━━━ RAW DATA

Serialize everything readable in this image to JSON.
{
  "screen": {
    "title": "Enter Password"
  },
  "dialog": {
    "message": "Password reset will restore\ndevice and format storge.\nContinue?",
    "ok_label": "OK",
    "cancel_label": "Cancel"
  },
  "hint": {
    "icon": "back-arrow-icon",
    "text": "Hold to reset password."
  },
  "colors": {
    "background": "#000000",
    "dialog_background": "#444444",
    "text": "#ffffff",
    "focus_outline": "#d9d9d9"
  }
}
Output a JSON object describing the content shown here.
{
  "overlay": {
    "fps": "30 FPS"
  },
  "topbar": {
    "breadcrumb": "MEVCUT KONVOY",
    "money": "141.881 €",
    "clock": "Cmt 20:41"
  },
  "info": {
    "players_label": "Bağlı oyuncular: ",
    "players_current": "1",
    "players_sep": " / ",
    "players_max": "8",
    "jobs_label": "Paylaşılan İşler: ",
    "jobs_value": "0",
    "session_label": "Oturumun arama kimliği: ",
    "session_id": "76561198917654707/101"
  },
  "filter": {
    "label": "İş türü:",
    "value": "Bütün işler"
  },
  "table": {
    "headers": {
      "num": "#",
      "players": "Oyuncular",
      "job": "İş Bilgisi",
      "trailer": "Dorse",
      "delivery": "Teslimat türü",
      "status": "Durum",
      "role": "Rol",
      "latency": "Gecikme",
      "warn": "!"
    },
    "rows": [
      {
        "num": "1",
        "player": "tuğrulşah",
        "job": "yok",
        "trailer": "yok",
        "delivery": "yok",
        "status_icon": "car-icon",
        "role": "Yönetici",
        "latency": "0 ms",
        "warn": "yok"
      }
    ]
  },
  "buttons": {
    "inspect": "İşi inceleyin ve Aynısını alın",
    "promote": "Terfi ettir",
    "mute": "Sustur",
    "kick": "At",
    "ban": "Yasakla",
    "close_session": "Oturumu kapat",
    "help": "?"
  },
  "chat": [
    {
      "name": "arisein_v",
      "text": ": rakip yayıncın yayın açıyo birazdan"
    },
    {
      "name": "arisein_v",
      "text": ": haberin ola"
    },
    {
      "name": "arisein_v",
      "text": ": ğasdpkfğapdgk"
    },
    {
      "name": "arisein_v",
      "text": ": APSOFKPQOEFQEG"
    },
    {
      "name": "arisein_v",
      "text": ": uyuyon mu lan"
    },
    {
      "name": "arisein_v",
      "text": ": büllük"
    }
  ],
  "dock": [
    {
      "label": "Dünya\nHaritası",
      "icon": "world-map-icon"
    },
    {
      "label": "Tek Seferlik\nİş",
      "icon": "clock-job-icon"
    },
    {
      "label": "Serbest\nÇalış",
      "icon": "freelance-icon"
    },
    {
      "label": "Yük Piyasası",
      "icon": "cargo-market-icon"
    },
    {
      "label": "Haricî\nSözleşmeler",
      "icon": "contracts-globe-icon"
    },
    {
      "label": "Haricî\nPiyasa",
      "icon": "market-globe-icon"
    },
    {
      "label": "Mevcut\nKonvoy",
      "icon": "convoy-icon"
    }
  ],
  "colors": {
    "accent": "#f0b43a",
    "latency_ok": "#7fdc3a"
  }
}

━━━━━━

Set down the listing above in full, please, exactly as it appears.

Serialize everything readable in this image to JSON.
{
  "screen": {
    "title": "Enter Password"
  },
  "dialog": {
    "message": "Password reset will restore\ndevice and format storge.\nContinue?",
    "ok_label": "OK",
    "cancel_label": "Cancel"
  },
  "hint": {
    "icon": "back-arrow-icon",
    "text": "Hold to reset password."
  },
  "colors": {
    "background": "#000000",
    "dialog_background": "#444444",
    "text": "#ffffff",
    "focus_outline": "#d9d9d9"
  }
}
Output a JSON object describing the content shown here.
{
  "overlay": {
    "fps": "30 FPS"
  },
  "topbar": {
    "breadcrumb": "MEVCUT KONVOY",
    "money": "141.881 €",
    "clock": "Cmt 20:41"
  },
  "info": {
    "players_label": "Bağlı oyuncular: ",
    "players_current": "1",
    "players_sep": " / ",
    "players_max": "8",
    "jobs_label": "Paylaşılan İşler: ",
    "jobs_value": "0",
    "session_label": "Oturumun arama kimliği: ",
    "session_id": "76561198917654707/101"
  },
  "filter": {
    "label": "İş türü:",
    "value": "Bütün işler"
  },
  "table": {
    "headers": {
      "num": "#",
      "players": "Oyuncular",
      "job": "İş Bilgisi",
      "trailer": "Dorse",
      "delivery": "Teslimat türü",
      "status": "Durum",
      "role": "Rol",
      "latency": "Gecikme",
      "warn": "!"
    },
    "rows": [
      {
        "num": "1",
        "player": "tuğrulşah",
        "job": "yok",
        "trailer": "yok",
        "delivery": "yok",
        "status_icon": "car-icon",
        "role": "Yönetici",
        "latency": "0 ms",
        "warn": "yok"
      }
    ]
  },
  "buttons": {
    "inspect": "İşi inceleyin ve Aynısını alın",
    "promote": "Terfi ettir",
    "mute": "Sustur",
    "kick": "At",
    "ban": "Yasakla",
    "close_session": "Oturumu kapat",
    "help": "?"
  },
  "chat": [
    {
      "name": "arisein_v",
      "text": ": rakip yayıncın yayın açıyo birazdan"
    },
    {
      "name": "arisein_v",
      "text": ": haberin ola"
    },
    {
      "name": "arisein_v",
      "text": ": ğasdpkfğapdgk"
    },
    {
      "name": "arisein_v",
      "text": ": APSOFKPQOEFQEG"
    },
    {
      "name": "arisein_v",
      "text": ": uyuyon mu lan"
    },
    {
      "name": "arisein_v",
      "text": ": büllük"
    }
  ],
  "dock": [
    {
      "label": "Dünya\nHaritası",
      "icon": "world-map-icon"
    },
    {
      "label": "Tek Seferlik\nİş",
      "icon": "clock-job-icon"
    },
    {
      "label": "Serbest\nÇalış",
      "icon": "freelance-icon"
    },
    {
      "label": "Yük Piyasası",
      "icon": "cargo-market-icon"
    },
    {
      "label": "Haricî\nSözleşmeler",
      "icon": "contracts-globe-icon"
    },
    {
      "label": "Haricî\nPiyasa",
      "icon": "market-globe-icon"
    },
    {
      "label": "Mevcut\nKonvoy",
      "icon": "convoy-icon"
    }
  ],
  "colors": {
    "accent": "#f0b43a",
    "latency_ok": "#7fdc3a"
  }
}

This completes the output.